TASK REQUIREMENTS: Take all the material and copy it exactly.
— START OF DATASET —
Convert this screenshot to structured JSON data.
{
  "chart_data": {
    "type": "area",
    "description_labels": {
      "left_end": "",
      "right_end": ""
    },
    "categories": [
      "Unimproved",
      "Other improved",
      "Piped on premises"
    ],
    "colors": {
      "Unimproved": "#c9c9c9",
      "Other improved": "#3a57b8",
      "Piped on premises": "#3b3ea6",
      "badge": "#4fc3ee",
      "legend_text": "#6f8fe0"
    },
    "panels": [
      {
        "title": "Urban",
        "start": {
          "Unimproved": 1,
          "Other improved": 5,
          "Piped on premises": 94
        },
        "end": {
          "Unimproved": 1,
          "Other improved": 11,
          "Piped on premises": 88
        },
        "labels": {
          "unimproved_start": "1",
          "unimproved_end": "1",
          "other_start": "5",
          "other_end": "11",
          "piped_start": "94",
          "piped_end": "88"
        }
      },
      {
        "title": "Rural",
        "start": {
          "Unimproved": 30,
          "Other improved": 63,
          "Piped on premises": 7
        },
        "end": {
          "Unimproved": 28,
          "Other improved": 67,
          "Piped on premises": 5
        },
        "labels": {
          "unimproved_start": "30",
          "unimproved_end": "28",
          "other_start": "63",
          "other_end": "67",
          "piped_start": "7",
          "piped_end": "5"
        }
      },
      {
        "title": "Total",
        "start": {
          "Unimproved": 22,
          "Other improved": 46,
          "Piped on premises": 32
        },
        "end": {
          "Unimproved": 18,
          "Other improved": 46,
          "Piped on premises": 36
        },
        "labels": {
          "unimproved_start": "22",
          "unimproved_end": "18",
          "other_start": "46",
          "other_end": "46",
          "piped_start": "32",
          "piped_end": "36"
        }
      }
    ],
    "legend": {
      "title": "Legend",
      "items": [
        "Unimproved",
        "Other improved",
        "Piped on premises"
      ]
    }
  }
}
— END OF DATASET —
SOLUTION TO THIS EXERCISE:
Convert this screenshot to structured JSON data.
{
  "chart_data": {
    "type": "area",
    "description_labels": {
      "left_end": "",
      "right_end": ""
    },
    "categories": [
      "Unimproved",
      "Other improved",
      "Piped on premises"
    ],
    "colors": {
      "Unimproved": "#c9c9c9",
      "Other improved": "#3a57b8",
      "Piped on premises": "#3b3ea6",
      "badge": "#4fc3ee",
      "legend_text": "#6f8fe0"
    },
    "panels": [
      {
        "title": "Urban",
        "start": {
          "Unimproved": 1,
          "Other improved": 5,
          "Piped on premises": 94
        },
        "end": {
          "Unimproved": 1,
          "Other improved": 11,
          "Piped on premises": 88
        },
        "labels": {
          "unimproved_start": "1",
          "unimproved_end": "1",
          "other_start": "5",
          "other_end": "11",
          "piped_start": "94",
          "piped_end": "88"
        }
      },
      {
        "title": "Rural",
        "start": {
          "Unimproved": 30,
          "Other improved": 63,
          "Piped on premises": 7
        },
        "end": {
          "Unimproved": 28,
          "Other improved": 67,
          "Piped on premises": 5
        },
        "labels": {
          "unimproved_start": "30",
          "unimproved_end": "28",
          "other_start": "63",
          "other_end": "67",
          "piped_start": "7",
          "piped_end": "5"
        }
      },
      {
        "title": "Total",
        "start": {
          "Unimproved": 22,
          "Other improved": 46,
          "Piped on premises": 32
        },
        "end": {
          "Unimproved": 18,
          "Other improved": 46,
          "Piped on premises": 36
        },
        "labels": {
          "unimproved_start": "22",
          "unimproved_end": "18",
          "other_start": "46",
          "other_end": "46",
          "piped_start": "32",
          "piped_end": "36"
        }
      }
    ],
    "legend": {
      "title": "Legend",
      "items": [
        "Unimproved",
        "Other improved",
        "Piped on premises"
      ]
    }
  }
}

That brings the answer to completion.